= INSTRUCTIONS TO FOLLOW =
Your task is to repeat the entries word for word while leaving out the pictures.

= DATA EXTRACT =
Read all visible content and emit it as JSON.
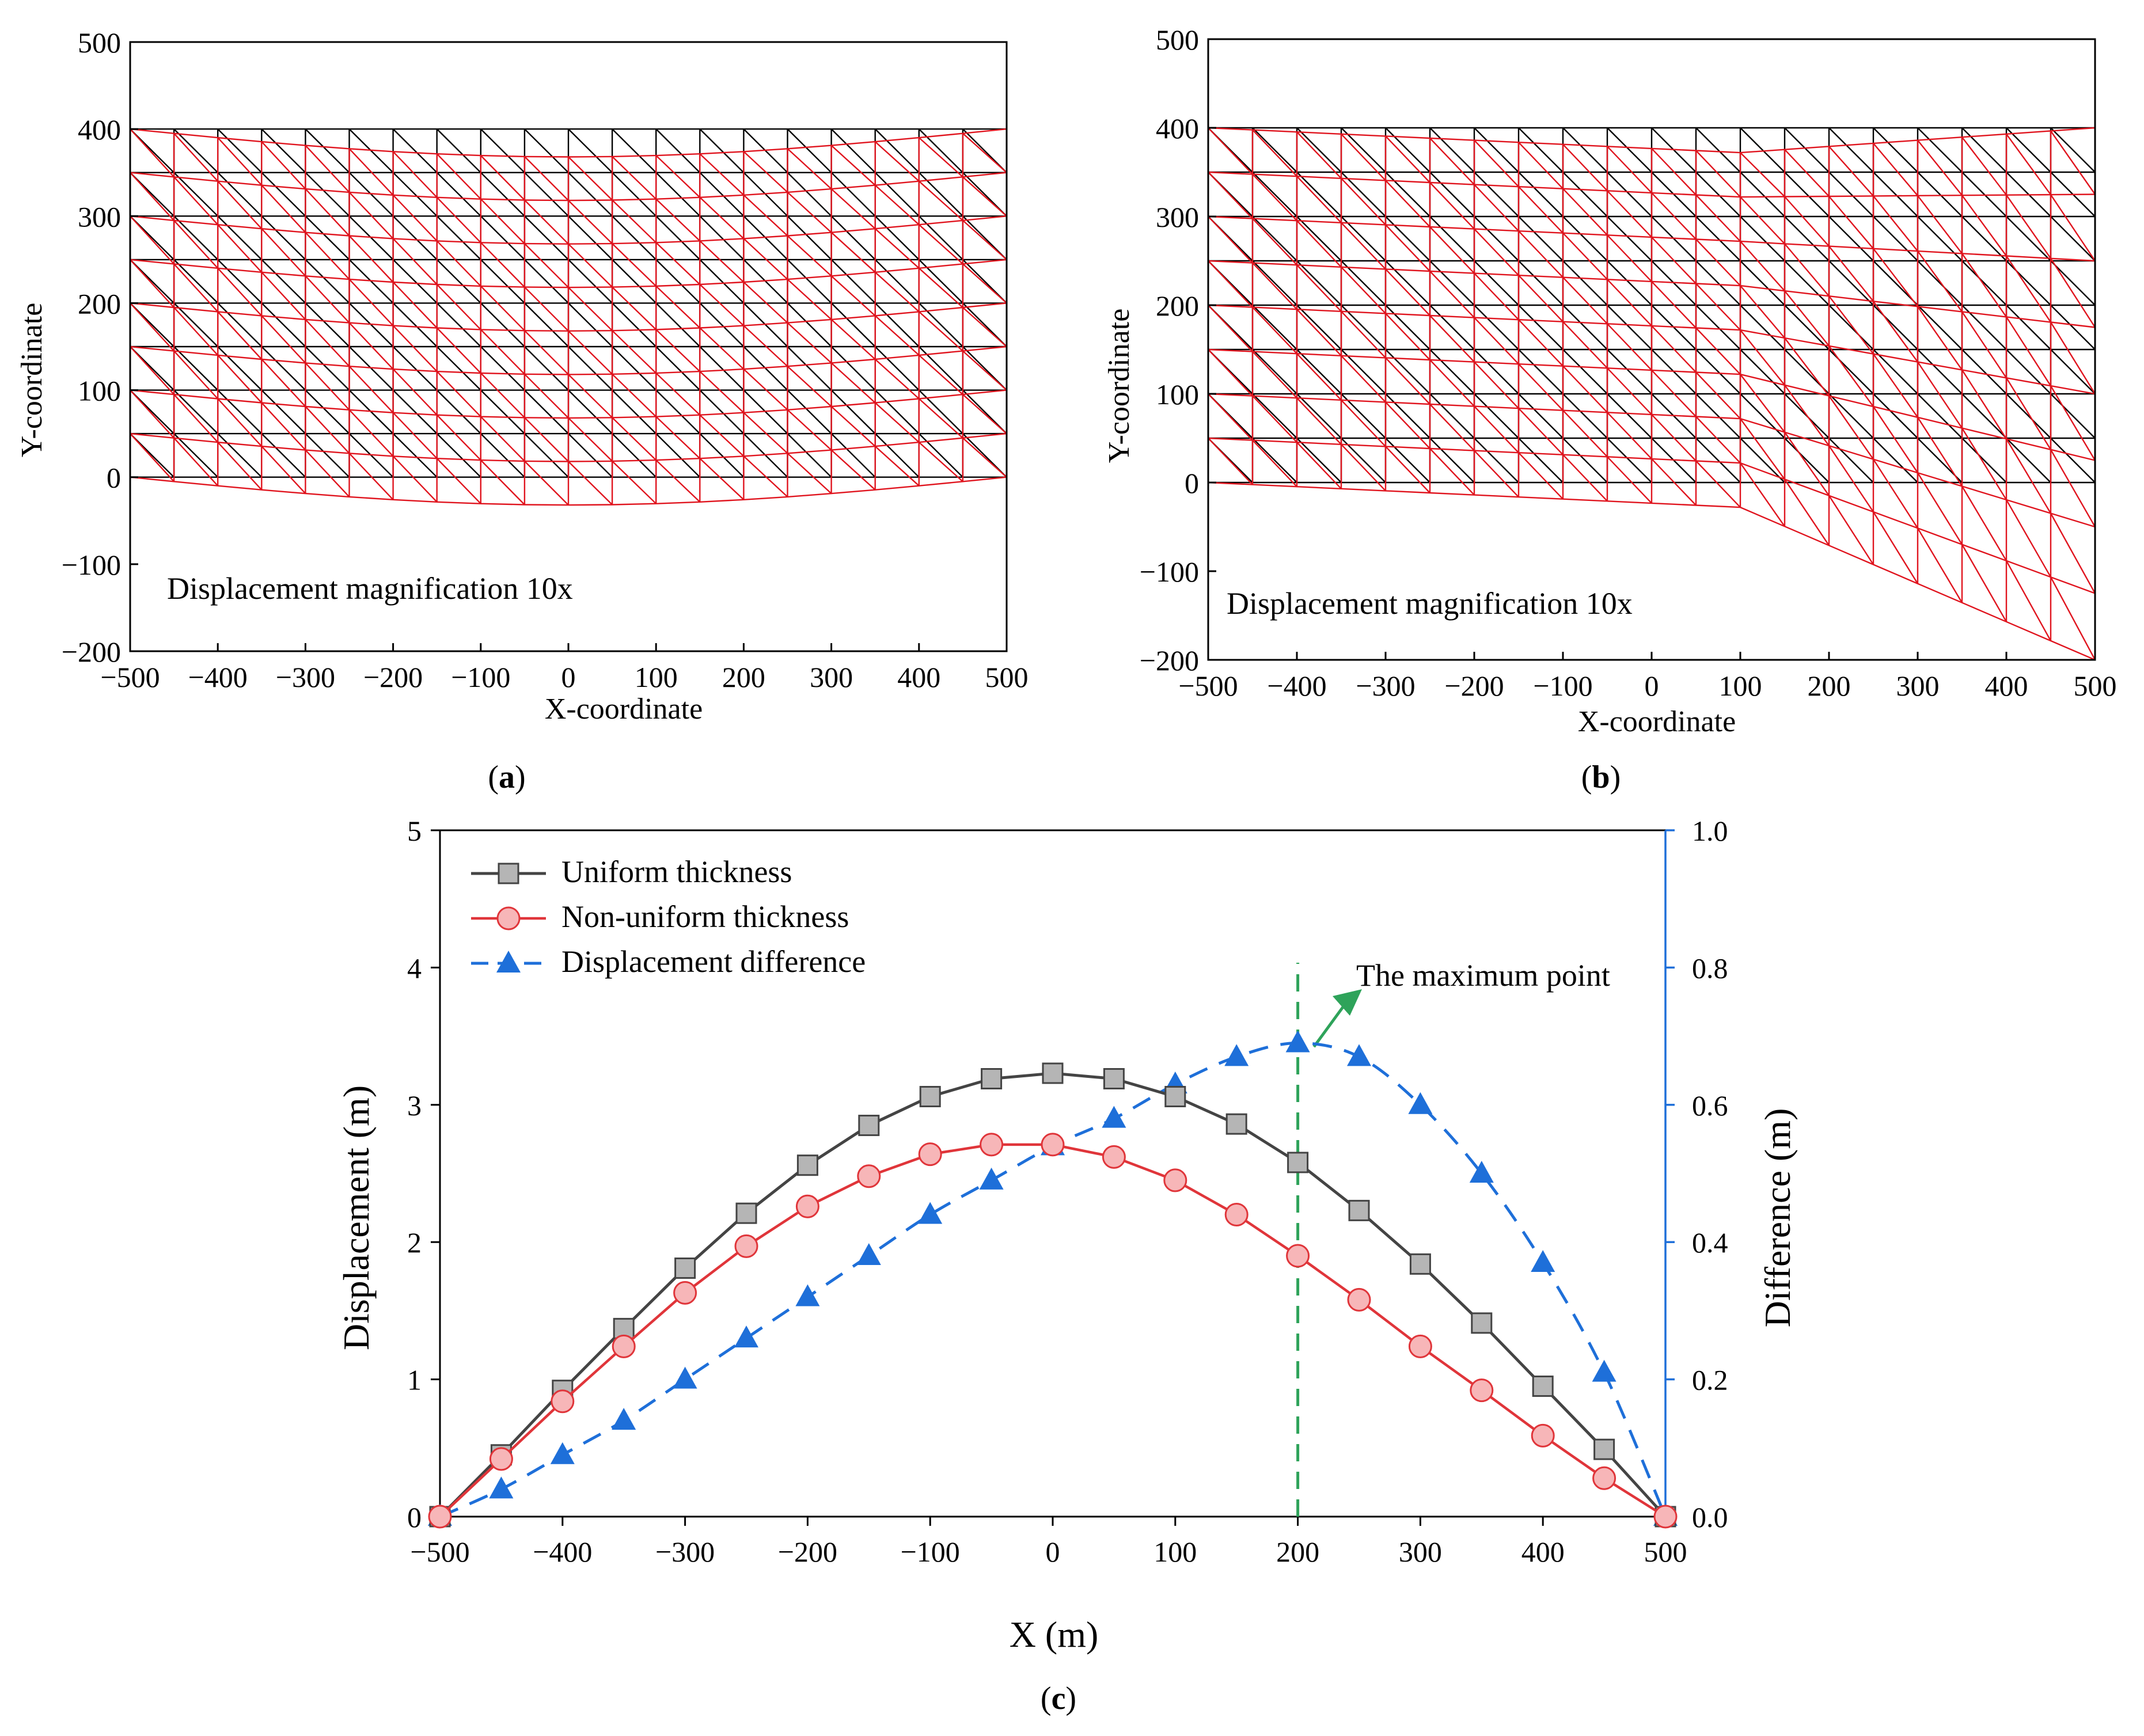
{
  "colors": {
    "original_mesh": "#000000",
    "deformed_mesh": "#e0141e",
    "uniform_line": "#444444",
    "uniform_marker": "#b5b5b5",
    "nonuniform_line": "#e0353a",
    "nonuniform_marker": "#f7b6b8",
    "difference": "#1e6fd9",
    "max_line": "#2ea35a",
    "right_axis": "#1e6fd9"
  },
  "chart_data": [
    {
      "id": "a",
      "type": "mesh",
      "panel_label": "a",
      "xlabel": "X-coordinate",
      "ylabel": "Y-coordinate",
      "xlim": [
        -500,
        500
      ],
      "ylim": [
        -200,
        500
      ],
      "xticks": [
        "−500",
        "−400",
        "−300",
        "−200",
        "−100",
        "0",
        "100",
        "200",
        "300",
        "400",
        "500"
      ],
      "yticks": [
        "500",
        "400",
        "300",
        "200",
        "100",
        "0",
        "−100",
        "−200"
      ],
      "annotation": "Displacement magnification 10x",
      "mesh": {
        "x_min": -500,
        "x_max": 500,
        "y_min": 0,
        "y_max": 400,
        "nx": 20,
        "ny": 8
      },
      "deformation": "uniform",
      "max_sag": 32
    },
    {
      "id": "b",
      "type": "mesh",
      "panel_label": "b",
      "xlabel": "X-coordinate",
      "ylabel": "Y-coordinate",
      "xlim": [
        -500,
        500
      ],
      "ylim": [
        -200,
        500
      ],
      "xticks": [
        "−500",
        "−400",
        "−300",
        "−200",
        "−100",
        "0",
        "100",
        "200",
        "300",
        "400",
        "500"
      ],
      "yticks": [
        "500",
        "400",
        "300",
        "200",
        "100",
        "0",
        "−100",
        "−200"
      ],
      "annotation": "Displacement magnification 10x",
      "mesh": {
        "x_min": -500,
        "x_max": 500,
        "y_min": 0,
        "y_max": 400,
        "nx": 20,
        "ny": 8
      },
      "deformation": "non-uniform",
      "kink_x": 100,
      "bottom_profile": {
        "x": [
          -500,
          100,
          500
        ],
        "y": [
          0,
          -28,
          -200
        ]
      },
      "top_profile": {
        "x": [
          -500,
          100,
          500
        ],
        "y": [
          400,
          372,
          400
        ]
      }
    },
    {
      "id": "c",
      "type": "line",
      "panel_label": "c",
      "xlabel": "X (m)",
      "ylabel": "Displacement (m)",
      "y2label": "Difference (m)",
      "xlim": [
        -500,
        500
      ],
      "ylim": [
        0,
        5
      ],
      "y2lim": [
        0.0,
        1.0
      ],
      "xticks": [
        "−500",
        "−400",
        "−300",
        "−200",
        "−100",
        "0",
        "100",
        "200",
        "300",
        "400",
        "500"
      ],
      "yticks": [
        "0",
        "1",
        "2",
        "3",
        "4",
        "5"
      ],
      "y2ticks": [
        "0.0",
        "0.2",
        "0.4",
        "0.6",
        "0.8",
        "1.0"
      ],
      "x": [
        -500,
        -450,
        -400,
        -350,
        -300,
        -250,
        -200,
        -150,
        -100,
        -50,
        0,
        50,
        100,
        150,
        200,
        250,
        300,
        350,
        400,
        450,
        500
      ],
      "series": [
        {
          "name": "Uniform thickness",
          "axis": "left",
          "marker": "square",
          "values": [
            0.0,
            0.45,
            0.92,
            1.37,
            1.81,
            2.21,
            2.56,
            2.85,
            3.06,
            3.19,
            3.23,
            3.19,
            3.06,
            2.86,
            2.58,
            2.23,
            1.84,
            1.41,
            0.95,
            0.49,
            0.0
          ]
        },
        {
          "name": "Non-uniform thickness",
          "axis": "left",
          "marker": "circle",
          "values": [
            0.0,
            0.42,
            0.84,
            1.24,
            1.63,
            1.97,
            2.26,
            2.48,
            2.64,
            2.71,
            2.71,
            2.62,
            2.45,
            2.2,
            1.9,
            1.58,
            1.24,
            0.92,
            0.59,
            0.28,
            0.0
          ]
        },
        {
          "name": "Displacement difference",
          "axis": "right",
          "marker": "triangle",
          "dashed": true,
          "values": [
            0.0,
            0.04,
            0.09,
            0.14,
            0.2,
            0.26,
            0.32,
            0.38,
            0.44,
            0.49,
            0.54,
            0.58,
            0.63,
            0.67,
            0.69,
            0.67,
            0.6,
            0.5,
            0.37,
            0.21,
            0.0
          ]
        }
      ],
      "max_point_x": 200,
      "annotation": "The maximum point"
    }
  ]
}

= RESPONSE TO THIS EXERCISE =
Read all visible content and emit it as JSON.
{
  "colors": {
    "original_mesh": "#000000",
    "deformed_mesh": "#e0141e",
    "uniform_line": "#444444",
    "uniform_marker": "#b5b5b5",
    "nonuniform_line": "#e0353a",
    "nonuniform_marker": "#f7b6b8",
    "difference": "#1e6fd9",
    "max_line": "#2ea35a",
    "right_axis": "#1e6fd9"
  },
  "chart_data": [
    {
      "id": "a",
      "type": "mesh",
      "panel_label": "a",
      "xlabel": "X-coordinate",
      "ylabel": "Y-coordinate",
      "xlim": [
        -500,
        500
      ],
      "ylim": [
        -200,
        500
      ],
      "xticks": [
        "−500",
        "−400",
        "−300",
        "−200",
        "−100",
        "0",
        "100",
        "200",
        "300",
        "400",
        "500"
      ],
      "yticks": [
        "500",
        "400",
        "300",
        "200",
        "100",
        "0",
        "−100",
        "−200"
      ],
      "annotation": "Displacement magnification 10x",
      "mesh": {
        "x_min": -500,
        "x_max": 500,
        "y_min": 0,
        "y_max": 400,
        "nx": 20,
        "ny": 8
      },
      "deformation": "uniform",
      "max_sag": 32
    },
    {
      "id": "b",
      "type": "mesh",
      "panel_label": "b",
      "xlabel": "X-coordinate",
      "ylabel": "Y-coordinate",
      "xlim": [
        -500,
        500
      ],
      "ylim": [
        -200,
        500
      ],
      "xticks": [
        "−500",
        "−400",
        "−300",
        "−200",
        "−100",
        "0",
        "100",
        "200",
        "300",
        "400",
        "500"
      ],
      "yticks": [
        "500",
        "400",
        "300",
        "200",
        "100",
        "0",
        "−100",
        "−200"
      ],
      "annotation": "Displacement magnification 10x",
      "mesh": {
        "x_min": -500,
        "x_max": 500,
        "y_min": 0,
        "y_max": 400,
        "nx": 20,
        "ny": 8
      },
      "deformation": "non-uniform",
      "kink_x": 100,
      "bottom_profile": {
        "x": [
          -500,
          100,
          500
        ],
        "y": [
          0,
          -28,
          -200
        ]
      },
      "top_profile": {
        "x": [
          -500,
          100,
          500
        ],
        "y": [
          400,
          372,
          400
        ]
      }
    },
    {
      "id": "c",
      "type": "line",
      "panel_label": "c",
      "xlabel": "X (m)",
      "ylabel": "Displacement (m)",
      "y2label": "Difference (m)",
      "xlim": [
        -500,
        500
      ],
      "ylim": [
        0,
        5
      ],
      "y2lim": [
        0.0,
        1.0
      ],
      "xticks": [
        "−500",
        "−400",
        "−300",
        "−200",
        "−100",
        "0",
        "100",
        "200",
        "300",
        "400",
        "500"
      ],
      "yticks": [
        "0",
        "1",
        "2",
        "3",
        "4",
        "5"
      ],
      "y2ticks": [
        "0.0",
        "0.2",
        "0.4",
        "0.6",
        "0.8",
        "1.0"
      ],
      "x": [
        -500,
        -450,
        -400,
        -350,
        -300,
        -250,
        -200,
        -150,
        -100,
        -50,
        0,
        50,
        100,
        150,
        200,
        250,
        300,
        350,
        400,
        450,
        500
      ],
      "series": [
        {
          "name": "Uniform thickness",
          "axis": "left",
          "marker": "square",
          "values": [
            0.0,
            0.45,
            0.92,
            1.37,
            1.81,
            2.21,
            2.56,
            2.85,
            3.06,
            3.19,
            3.23,
            3.19,
            3.06,
            2.86,
            2.58,
            2.23,
            1.84,
            1.41,
            0.95,
            0.49,
            0.0
          ]
        },
        {
          "name": "Non-uniform thickness",
          "axis": "left",
          "marker": "circle",
          "values": [
            0.0,
            0.42,
            0.84,
            1.24,
            1.63,
            1.97,
            2.26,
            2.48,
            2.64,
            2.71,
            2.71,
            2.62,
            2.45,
            2.2,
            1.9,
            1.58,
            1.24,
            0.92,
            0.59,
            0.28,
            0.0
          ]
        },
        {
          "name": "Displacement difference",
          "axis": "right",
          "marker": "triangle",
          "dashed": true,
          "values": [
            0.0,
            0.04,
            0.09,
            0.14,
            0.2,
            0.26,
            0.32,
            0.38,
            0.44,
            0.49,
            0.54,
            0.58,
            0.63,
            0.67,
            0.69,
            0.67,
            0.6,
            0.5,
            0.37,
            0.21,
            0.0
          ]
        }
      ],
      "max_point_x": 200,
      "annotation": "The maximum point"
    }
  ]
}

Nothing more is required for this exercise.